• **Directive**: Set down, in full, every record in the block.

• **Data supplied**:

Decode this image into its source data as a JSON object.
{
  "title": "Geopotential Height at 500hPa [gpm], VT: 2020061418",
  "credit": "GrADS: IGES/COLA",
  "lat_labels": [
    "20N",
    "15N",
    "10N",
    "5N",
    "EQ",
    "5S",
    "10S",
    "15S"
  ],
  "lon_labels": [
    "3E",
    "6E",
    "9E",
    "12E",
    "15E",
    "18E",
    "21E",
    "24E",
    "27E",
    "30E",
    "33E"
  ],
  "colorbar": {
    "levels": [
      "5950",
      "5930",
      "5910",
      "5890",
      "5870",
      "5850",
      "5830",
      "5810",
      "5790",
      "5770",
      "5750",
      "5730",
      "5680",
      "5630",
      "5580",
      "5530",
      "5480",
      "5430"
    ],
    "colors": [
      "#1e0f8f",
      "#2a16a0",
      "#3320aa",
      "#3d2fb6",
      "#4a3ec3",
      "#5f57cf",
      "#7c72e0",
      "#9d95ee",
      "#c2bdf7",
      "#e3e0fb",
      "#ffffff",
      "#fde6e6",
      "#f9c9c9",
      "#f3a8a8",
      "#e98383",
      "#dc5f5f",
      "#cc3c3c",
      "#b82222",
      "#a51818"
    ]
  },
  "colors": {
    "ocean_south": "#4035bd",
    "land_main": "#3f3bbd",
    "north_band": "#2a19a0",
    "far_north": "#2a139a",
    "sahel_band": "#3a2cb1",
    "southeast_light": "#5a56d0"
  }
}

• **Exercise output**:
Decode this image into its source data as a JSON object.
{
  "title": "Geopotential Height at 500hPa [gpm], VT: 2020061418",
  "credit": "GrADS: IGES/COLA",
  "lat_labels": [
    "20N",
    "15N",
    "10N",
    "5N",
    "EQ",
    "5S",
    "10S",
    "15S"
  ],
  "lon_labels": [
    "3E",
    "6E",
    "9E",
    "12E",
    "15E",
    "18E",
    "21E",
    "24E",
    "27E",
    "30E",
    "33E"
  ],
  "colorbar": {
    "levels": [
      "5950",
      "5930",
      "5910",
      "5890",
      "5870",
      "5850",
      "5830",
      "5810",
      "5790",
      "5770",
      "5750",
      "5730",
      "5680",
      "5630",
      "5580",
      "5530",
      "5480",
      "5430"
    ],
    "colors": [
      "#1e0f8f",
      "#2a16a0",
      "#3320aa",
      "#3d2fb6",
      "#4a3ec3",
      "#5f57cf",
      "#7c72e0",
      "#9d95ee",
      "#c2bdf7",
      "#e3e0fb",
      "#ffffff",
      "#fde6e6",
      "#f9c9c9",
      "#f3a8a8",
      "#e98383",
      "#dc5f5f",
      "#cc3c3c",
      "#b82222",
      "#a51818"
    ]
  },
  "colors": {
    "ocean_south": "#4035bd",
    "land_main": "#3f3bbd",
    "north_band": "#2a19a0",
    "far_north": "#2a139a",
    "sahel_band": "#3a2cb1",
    "southeast_light": "#5a56d0"
  }
}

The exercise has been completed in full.